**Brief**
Spot each line in the records below where the word "xlabel" occurs, then copy it.

**Data provided**
- - - - - - -

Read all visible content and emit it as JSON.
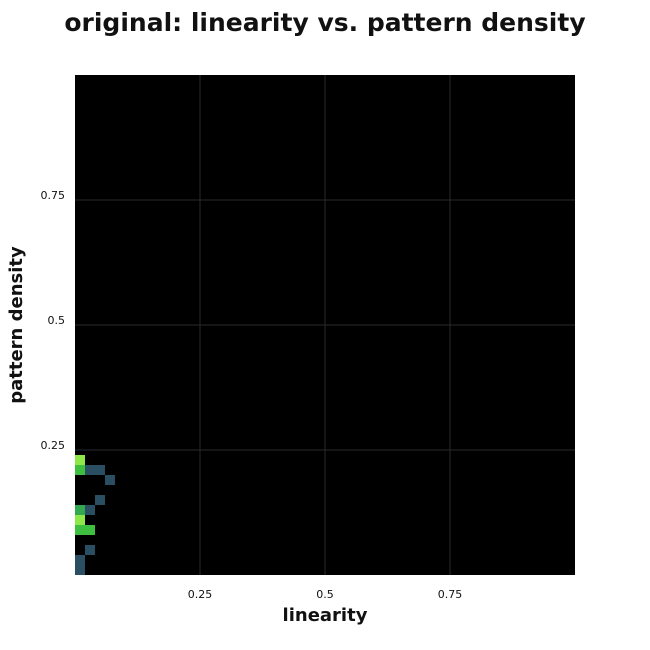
{
  "chart_data": {
    "type": "heatmap",
    "title": "original: linearity vs. pattern density",
    "xlabel": "linearity",
    "ylabel": "pattern density",
    "xlim": [
      0,
      1
    ],
    "ylim": [
      0,
      1
    ],
    "x_ticks": [
      0.25,
      0.5,
      0.75
    ],
    "y_ticks": [
      0.25,
      0.5,
      0.75
    ],
    "x_tick_labels": [
      "0.25",
      "0.5",
      "0.75"
    ],
    "y_tick_labels": [
      "0.25",
      "0.5",
      "0.75"
    ],
    "grid": true,
    "bin_width": 0.02,
    "background_color": "#000000",
    "grid_color": "#2a2a2a",
    "cells": [
      {
        "x": 0.0,
        "y": 0.0,
        "color": "#2a4f63"
      },
      {
        "x": 0.0,
        "y": 0.02,
        "color": "#2a4f63"
      },
      {
        "x": 0.02,
        "y": 0.04,
        "color": "#2a4f63"
      },
      {
        "x": 0.0,
        "y": 0.08,
        "color": "#3fbf3f"
      },
      {
        "x": 0.02,
        "y": 0.08,
        "color": "#3fbf3f"
      },
      {
        "x": 0.0,
        "y": 0.1,
        "color": "#8fe84a"
      },
      {
        "x": 0.0,
        "y": 0.12,
        "color": "#33a84f"
      },
      {
        "x": 0.02,
        "y": 0.12,
        "color": "#2a4f63"
      },
      {
        "x": 0.04,
        "y": 0.14,
        "color": "#2a4f63"
      },
      {
        "x": 0.06,
        "y": 0.18,
        "color": "#2a4f63"
      },
      {
        "x": 0.0,
        "y": 0.2,
        "color": "#3fbf3f"
      },
      {
        "x": 0.02,
        "y": 0.2,
        "color": "#2a4f63"
      },
      {
        "x": 0.04,
        "y": 0.2,
        "color": "#2a4f63"
      },
      {
        "x": 0.0,
        "y": 0.22,
        "color": "#8fe84a"
      }
    ]
  }
}
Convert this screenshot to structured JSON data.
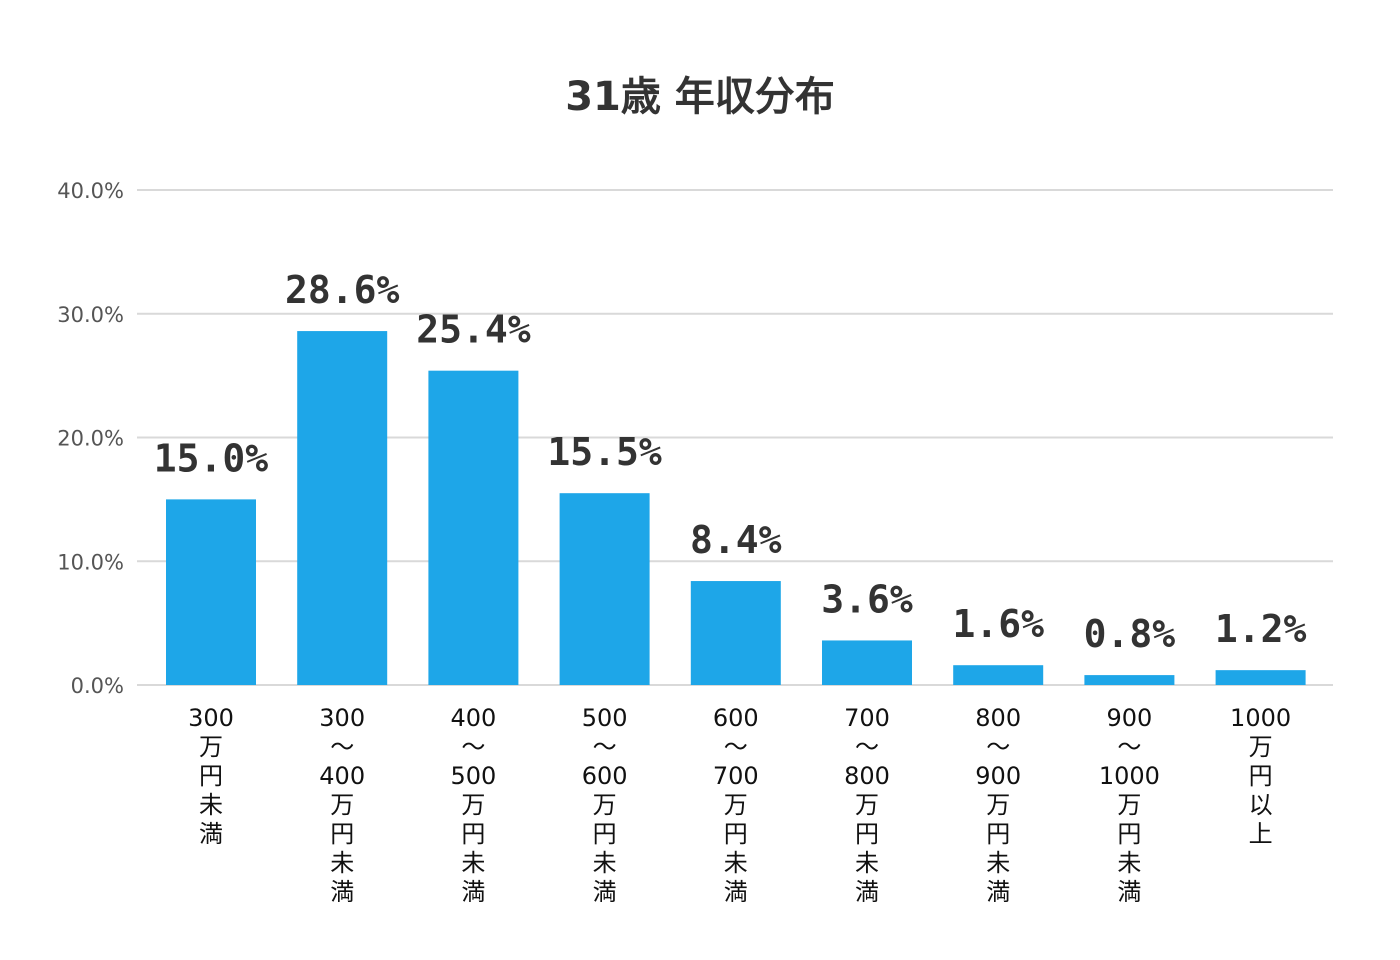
{
  "chart_data": {
    "type": "bar",
    "title": "31歳 年収分布",
    "categories": [
      [
        "300",
        "万",
        "円",
        "未",
        "満"
      ],
      [
        "300",
        "〜",
        "400",
        "万",
        "円",
        "未",
        "満"
      ],
      [
        "400",
        "〜",
        "500",
        "万",
        "円",
        "未",
        "満"
      ],
      [
        "500",
        "〜",
        "600",
        "万",
        "円",
        "未",
        "満"
      ],
      [
        "600",
        "〜",
        "700",
        "万",
        "円",
        "未",
        "満"
      ],
      [
        "700",
        "〜",
        "800",
        "万",
        "円",
        "未",
        "満"
      ],
      [
        "800",
        "〜",
        "900",
        "万",
        "円",
        "未",
        "満"
      ],
      [
        "900",
        "〜",
        "1000",
        "万",
        "円",
        "未",
        "満"
      ],
      [
        "1000",
        "万",
        "円",
        "以",
        "上"
      ]
    ],
    "values": [
      15.0,
      28.6,
      25.4,
      15.5,
      8.4,
      3.6,
      1.6,
      0.8,
      1.2
    ],
    "value_labels": [
      "15.0%",
      "28.6%",
      "25.4%",
      "15.5%",
      "8.4%",
      "3.6%",
      "1.6%",
      "0.8%",
      "1.2%"
    ],
    "y_ticks": [
      0,
      10,
      20,
      30,
      40
    ],
    "y_tick_labels": [
      "0.0%",
      "10.0%",
      "20.0%",
      "30.0%",
      "40.0%"
    ],
    "ylim": [
      0,
      40
    ],
    "xlabel": "",
    "ylabel": "",
    "grid": true,
    "legend": "none",
    "bar_color": "#1ea6e8",
    "grid_color": "#d9d9d9"
  }
}
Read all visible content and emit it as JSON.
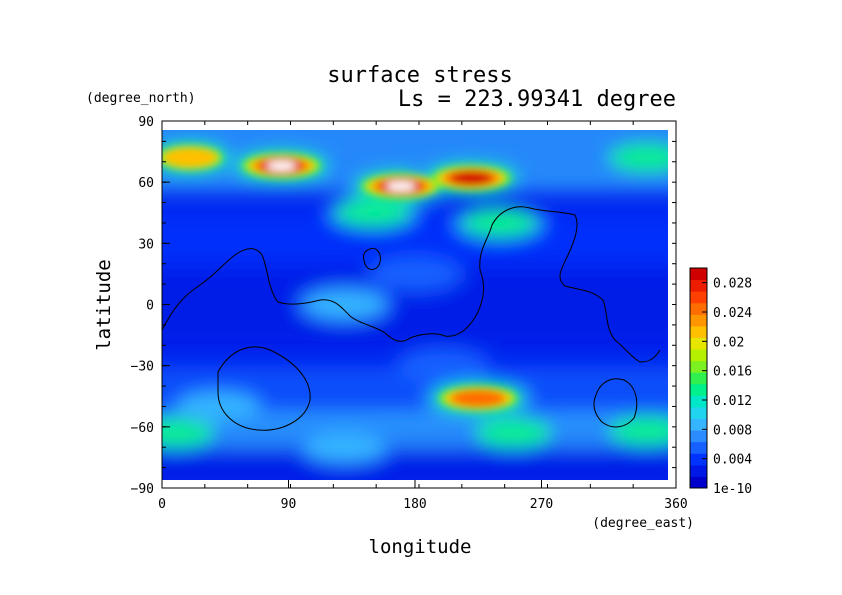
{
  "chart_data": {
    "type": "heatmap",
    "title": "surface stress",
    "subtitle": "Ls = 223.99341 degree",
    "xlabel": "longitude",
    "ylabel": "latitude",
    "xunits": "(degree_east)",
    "yunits": "(degree_north)",
    "xlim": [
      0,
      360
    ],
    "ylim": [
      -90,
      90
    ],
    "x_ticks": [
      "0",
      "90",
      "180",
      "270",
      "360"
    ],
    "y_ticks": [
      "90",
      "60",
      "30",
      "0",
      "−30",
      "−60",
      "−90"
    ],
    "colorbar": {
      "ticks": [
        "0.028",
        "0.024",
        "0.02",
        "0.016",
        "0.012",
        "0.008",
        "0.004",
        "1e-10"
      ],
      "range": [
        0,
        0.03
      ],
      "colors": [
        "#0000cc",
        "#0018e6",
        "#0033ff",
        "#1560ff",
        "#2a8cff",
        "#35b4ff",
        "#20d4f0",
        "#00e6c8",
        "#00f08c",
        "#30f050",
        "#7cf020",
        "#b4f000",
        "#e6e600",
        "#ffc000",
        "#ff9600",
        "#ff6c00",
        "#ff4000",
        "#ee1c00",
        "#d00000"
      ]
    },
    "hotspots": [
      {
        "lon": 85,
        "lat": 68,
        "value": 0.034
      },
      {
        "lon": 170,
        "lat": 58,
        "value": 0.033
      },
      {
        "lon": 220,
        "lat": 62,
        "value": 0.031
      },
      {
        "lon": 20,
        "lat": 72,
        "value": 0.02
      },
      {
        "lon": 345,
        "lat": 72,
        "value": 0.014
      },
      {
        "lon": 240,
        "lat": 40,
        "value": 0.012
      },
      {
        "lon": 150,
        "lat": 45,
        "value": 0.012
      },
      {
        "lon": 225,
        "lat": -46,
        "value": 0.024
      },
      {
        "lon": 250,
        "lat": -63,
        "value": 0.014
      },
      {
        "lon": 10,
        "lat": -63,
        "value": 0.012
      },
      {
        "lon": 345,
        "lat": -62,
        "value": 0.012
      },
      {
        "lon": 130,
        "lat": -70,
        "value": 0.009
      },
      {
        "lon": 40,
        "lat": -50,
        "value": 0.008
      },
      {
        "lon": 130,
        "lat": 0,
        "value": 0.008
      },
      {
        "lon": 180,
        "lat": 15,
        "value": 0.006
      },
      {
        "lon": 200,
        "lat": -30,
        "value": 0.006
      }
    ]
  }
}
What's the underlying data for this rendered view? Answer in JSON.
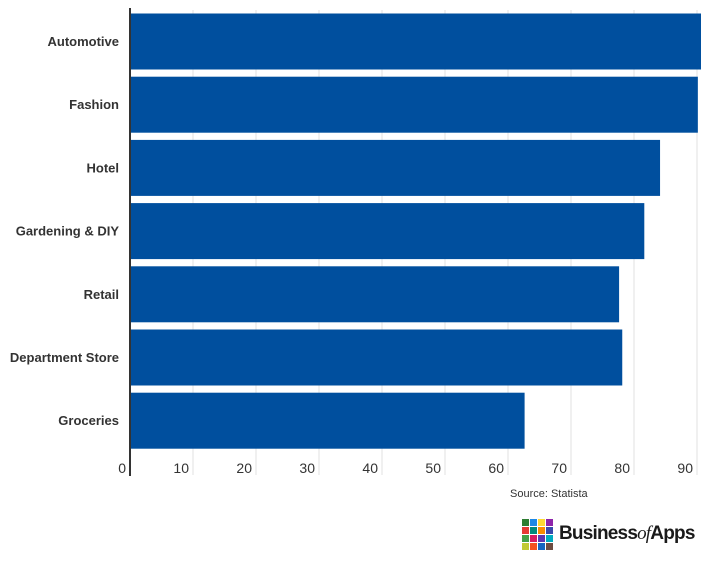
{
  "chart_data": {
    "type": "bar",
    "orientation": "horizontal",
    "categories": [
      "Automotive",
      "Fashion",
      "Hotel",
      "Gardening & DIY",
      "Retail",
      "Department Store",
      "Groceries"
    ],
    "values": [
      90,
      89.5,
      83.5,
      81,
      77,
      77.5,
      62
    ],
    "xlim": [
      0,
      90
    ],
    "xticks": [
      0,
      10,
      20,
      30,
      40,
      50,
      60,
      70,
      80,
      90
    ],
    "grid": true,
    "bar_color": "#004f9e",
    "title": "",
    "xlabel": "",
    "ylabel": ""
  },
  "source": "Source: Statista",
  "logo": {
    "text_main": "Business",
    "text_of": "of",
    "text_end": "Apps",
    "tile_colors": [
      "#2e7d32",
      "#1e88e5",
      "#fdd835",
      "#8e24aa",
      "#e53935",
      "#00897b",
      "#fb8c00",
      "#3949ab",
      "#43a047",
      "#d81b60",
      "#5e35b1",
      "#00acc1",
      "#c0ca33",
      "#f4511e",
      "#1565c0",
      "#6d4c41"
    ]
  }
}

- - - - - - -

**Completed task**
    "xlabel": "linearity",
    "xlabel": "",
    "xlabel": "longitude",
    "xlabel": "",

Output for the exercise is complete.